Task description: Print the entries below word for word; the pictures stay out of your copy.

Information supplied:
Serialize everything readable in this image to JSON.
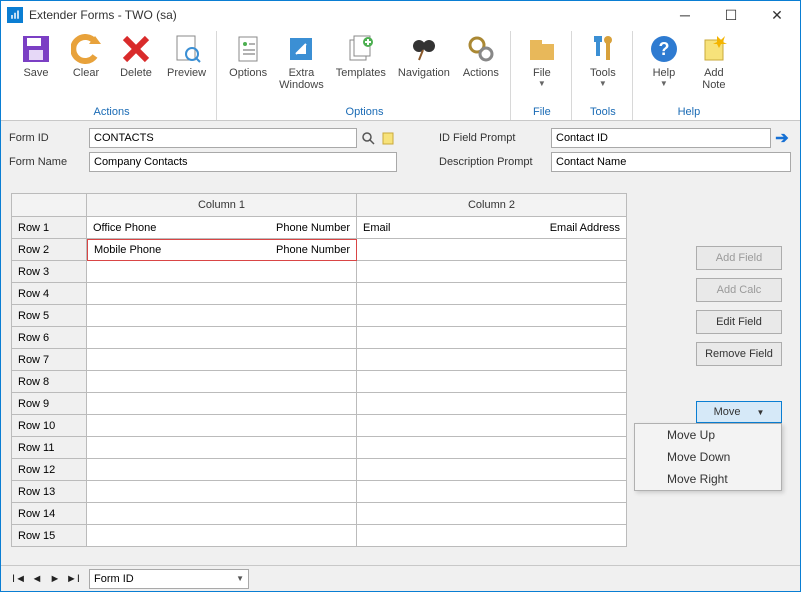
{
  "window": {
    "title": "Extender Forms  -  TWO (sa)"
  },
  "ribbon": {
    "groups": [
      {
        "label": "Actions",
        "buttons": [
          {
            "label": "Save",
            "icon": "save-icon"
          },
          {
            "label": "Clear",
            "icon": "undo-icon"
          },
          {
            "label": "Delete",
            "icon": "delete-x-icon"
          },
          {
            "label": "Preview",
            "icon": "preview-icon"
          }
        ]
      },
      {
        "label": "Options",
        "buttons": [
          {
            "label": "Options",
            "icon": "options-icon"
          },
          {
            "label": "Extra\nWindows",
            "icon": "extra-windows-icon"
          },
          {
            "label": "Templates",
            "icon": "templates-icon"
          },
          {
            "label": "Navigation",
            "icon": "navigation-icon"
          },
          {
            "label": "Actions",
            "icon": "actions-gear-icon"
          }
        ]
      },
      {
        "label": "File",
        "buttons": [
          {
            "label": "File",
            "icon": "file-icon",
            "dropdown": true
          }
        ]
      },
      {
        "label": "Tools",
        "buttons": [
          {
            "label": "Tools",
            "icon": "tools-icon",
            "dropdown": true
          }
        ]
      },
      {
        "label": "Help",
        "buttons": [
          {
            "label": "Help",
            "icon": "help-icon",
            "dropdown": true
          },
          {
            "label": "Add\nNote",
            "icon": "add-note-icon"
          }
        ]
      }
    ]
  },
  "form": {
    "form_id_label": "Form ID",
    "form_id_value": "CONTACTS",
    "form_name_label": "Form Name",
    "form_name_value": "Company Contacts",
    "id_prompt_label": "ID Field Prompt",
    "id_prompt_value": "Contact ID",
    "desc_prompt_label": "Description Prompt",
    "desc_prompt_value": "Contact Name"
  },
  "grid": {
    "col1": "Column 1",
    "col2": "Column 2",
    "rows": [
      {
        "label": "Row 1",
        "c1": {
          "name": "Office Phone",
          "type": "Phone Number"
        },
        "c2": {
          "name": "Email",
          "type": "Email Address"
        }
      },
      {
        "label": "Row 2",
        "c1": {
          "name": "Mobile Phone",
          "type": "Phone Number"
        },
        "c2": {
          "name": "",
          "type": ""
        },
        "selected": "c1"
      },
      {
        "label": "Row 3"
      },
      {
        "label": "Row 4"
      },
      {
        "label": "Row 5"
      },
      {
        "label": "Row 6"
      },
      {
        "label": "Row 7"
      },
      {
        "label": "Row 8"
      },
      {
        "label": "Row 9"
      },
      {
        "label": "Row 10"
      },
      {
        "label": "Row 11"
      },
      {
        "label": "Row 12"
      },
      {
        "label": "Row 13"
      },
      {
        "label": "Row 14"
      },
      {
        "label": "Row 15"
      }
    ]
  },
  "side": {
    "add_field": "Add Field",
    "add_calc": "Add Calc",
    "edit_field": "Edit Field",
    "remove_field": "Remove Field",
    "move": "Move"
  },
  "move_menu": {
    "up": "Move Up",
    "down": "Move Down",
    "right": "Move Right"
  },
  "status": {
    "combo": "Form ID"
  }
}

The reply:
Serialize everything readable in this image to JSON.
{
  "window": {
    "title": "Extender Forms  -  TWO (sa)"
  },
  "ribbon": {
    "groups": [
      {
        "label": "Actions",
        "buttons": [
          {
            "label": "Save",
            "icon": "save-icon"
          },
          {
            "label": "Clear",
            "icon": "undo-icon"
          },
          {
            "label": "Delete",
            "icon": "delete-x-icon"
          },
          {
            "label": "Preview",
            "icon": "preview-icon"
          }
        ]
      },
      {
        "label": "Options",
        "buttons": [
          {
            "label": "Options",
            "icon": "options-icon"
          },
          {
            "label": "Extra\nWindows",
            "icon": "extra-windows-icon"
          },
          {
            "label": "Templates",
            "icon": "templates-icon"
          },
          {
            "label": "Navigation",
            "icon": "navigation-icon"
          },
          {
            "label": "Actions",
            "icon": "actions-gear-icon"
          }
        ]
      },
      {
        "label": "File",
        "buttons": [
          {
            "label": "File",
            "icon": "file-icon",
            "dropdown": true
          }
        ]
      },
      {
        "label": "Tools",
        "buttons": [
          {
            "label": "Tools",
            "icon": "tools-icon",
            "dropdown": true
          }
        ]
      },
      {
        "label": "Help",
        "buttons": [
          {
            "label": "Help",
            "icon": "help-icon",
            "dropdown": true
          },
          {
            "label": "Add\nNote",
            "icon": "add-note-icon"
          }
        ]
      }
    ]
  },
  "form": {
    "form_id_label": "Form ID",
    "form_id_value": "CONTACTS",
    "form_name_label": "Form Name",
    "form_name_value": "Company Contacts",
    "id_prompt_label": "ID Field Prompt",
    "id_prompt_value": "Contact ID",
    "desc_prompt_label": "Description Prompt",
    "desc_prompt_value": "Contact Name"
  },
  "grid": {
    "col1": "Column 1",
    "col2": "Column 2",
    "rows": [
      {
        "label": "Row 1",
        "c1": {
          "name": "Office Phone",
          "type": "Phone Number"
        },
        "c2": {
          "name": "Email",
          "type": "Email Address"
        }
      },
      {
        "label": "Row 2",
        "c1": {
          "name": "Mobile Phone",
          "type": "Phone Number"
        },
        "c2": {
          "name": "",
          "type": ""
        },
        "selected": "c1"
      },
      {
        "label": "Row 3"
      },
      {
        "label": "Row 4"
      },
      {
        "label": "Row 5"
      },
      {
        "label": "Row 6"
      },
      {
        "label": "Row 7"
      },
      {
        "label": "Row 8"
      },
      {
        "label": "Row 9"
      },
      {
        "label": "Row 10"
      },
      {
        "label": "Row 11"
      },
      {
        "label": "Row 12"
      },
      {
        "label": "Row 13"
      },
      {
        "label": "Row 14"
      },
      {
        "label": "Row 15"
      }
    ]
  },
  "side": {
    "add_field": "Add Field",
    "add_calc": "Add Calc",
    "edit_field": "Edit Field",
    "remove_field": "Remove Field",
    "move": "Move"
  },
  "move_menu": {
    "up": "Move Up",
    "down": "Move Down",
    "right": "Move Right"
  },
  "status": {
    "combo": "Form ID"
  }
}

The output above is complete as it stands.